* [WHAT THE TASK ASKS]:
Each line of the material below that holds the word "header" needs to be copied.

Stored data
════════
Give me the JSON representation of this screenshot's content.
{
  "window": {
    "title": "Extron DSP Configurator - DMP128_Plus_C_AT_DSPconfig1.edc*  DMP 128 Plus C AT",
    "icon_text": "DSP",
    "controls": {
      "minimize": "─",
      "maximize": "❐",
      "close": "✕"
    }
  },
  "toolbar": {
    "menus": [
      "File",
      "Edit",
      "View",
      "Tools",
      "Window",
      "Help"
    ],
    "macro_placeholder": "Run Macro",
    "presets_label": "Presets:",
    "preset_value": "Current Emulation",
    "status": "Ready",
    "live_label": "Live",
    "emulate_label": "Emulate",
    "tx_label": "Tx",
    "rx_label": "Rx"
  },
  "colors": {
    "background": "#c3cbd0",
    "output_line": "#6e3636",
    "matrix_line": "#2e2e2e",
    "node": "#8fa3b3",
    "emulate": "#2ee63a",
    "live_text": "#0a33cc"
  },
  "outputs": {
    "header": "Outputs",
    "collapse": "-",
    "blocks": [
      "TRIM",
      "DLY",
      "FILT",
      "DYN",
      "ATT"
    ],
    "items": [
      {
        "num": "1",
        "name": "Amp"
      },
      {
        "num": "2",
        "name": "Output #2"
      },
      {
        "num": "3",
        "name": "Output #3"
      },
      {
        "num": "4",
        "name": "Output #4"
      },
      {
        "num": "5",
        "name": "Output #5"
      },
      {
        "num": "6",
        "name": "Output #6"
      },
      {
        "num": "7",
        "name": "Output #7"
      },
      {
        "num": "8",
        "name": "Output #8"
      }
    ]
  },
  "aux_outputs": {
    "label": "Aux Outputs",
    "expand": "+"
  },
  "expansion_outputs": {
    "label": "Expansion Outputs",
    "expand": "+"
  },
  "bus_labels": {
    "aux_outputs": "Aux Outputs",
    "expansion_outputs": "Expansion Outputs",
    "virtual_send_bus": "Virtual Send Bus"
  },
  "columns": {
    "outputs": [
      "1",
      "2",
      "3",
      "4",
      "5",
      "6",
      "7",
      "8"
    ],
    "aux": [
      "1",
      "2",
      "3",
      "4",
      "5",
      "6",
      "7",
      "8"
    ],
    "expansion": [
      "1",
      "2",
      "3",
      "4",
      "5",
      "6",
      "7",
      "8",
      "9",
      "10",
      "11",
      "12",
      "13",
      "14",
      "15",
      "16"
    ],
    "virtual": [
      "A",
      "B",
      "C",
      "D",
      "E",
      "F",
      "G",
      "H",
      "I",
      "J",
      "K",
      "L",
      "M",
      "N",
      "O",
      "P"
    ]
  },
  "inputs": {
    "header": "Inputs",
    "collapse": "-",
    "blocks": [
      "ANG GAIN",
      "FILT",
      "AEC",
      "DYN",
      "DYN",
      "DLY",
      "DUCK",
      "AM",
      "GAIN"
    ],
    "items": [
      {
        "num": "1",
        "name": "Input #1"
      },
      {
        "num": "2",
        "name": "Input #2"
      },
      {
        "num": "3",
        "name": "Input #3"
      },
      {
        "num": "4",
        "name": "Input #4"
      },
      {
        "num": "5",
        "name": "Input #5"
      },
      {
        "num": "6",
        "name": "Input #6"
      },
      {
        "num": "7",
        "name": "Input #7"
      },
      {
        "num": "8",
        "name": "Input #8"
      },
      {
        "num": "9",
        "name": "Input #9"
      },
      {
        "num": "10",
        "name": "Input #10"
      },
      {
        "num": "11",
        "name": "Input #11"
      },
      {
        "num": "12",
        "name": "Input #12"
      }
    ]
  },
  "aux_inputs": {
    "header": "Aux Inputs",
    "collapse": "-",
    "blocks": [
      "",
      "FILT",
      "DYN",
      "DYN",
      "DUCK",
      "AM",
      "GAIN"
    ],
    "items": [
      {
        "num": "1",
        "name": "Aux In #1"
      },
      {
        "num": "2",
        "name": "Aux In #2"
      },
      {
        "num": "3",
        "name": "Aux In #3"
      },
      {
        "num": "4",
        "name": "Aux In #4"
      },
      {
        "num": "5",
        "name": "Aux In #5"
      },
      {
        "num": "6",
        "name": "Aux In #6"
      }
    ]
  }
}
════════
* [FINAL RESULT]:
    "header": "Outputs",
    "header": "Inputs",
    "header": "Aux Inputs",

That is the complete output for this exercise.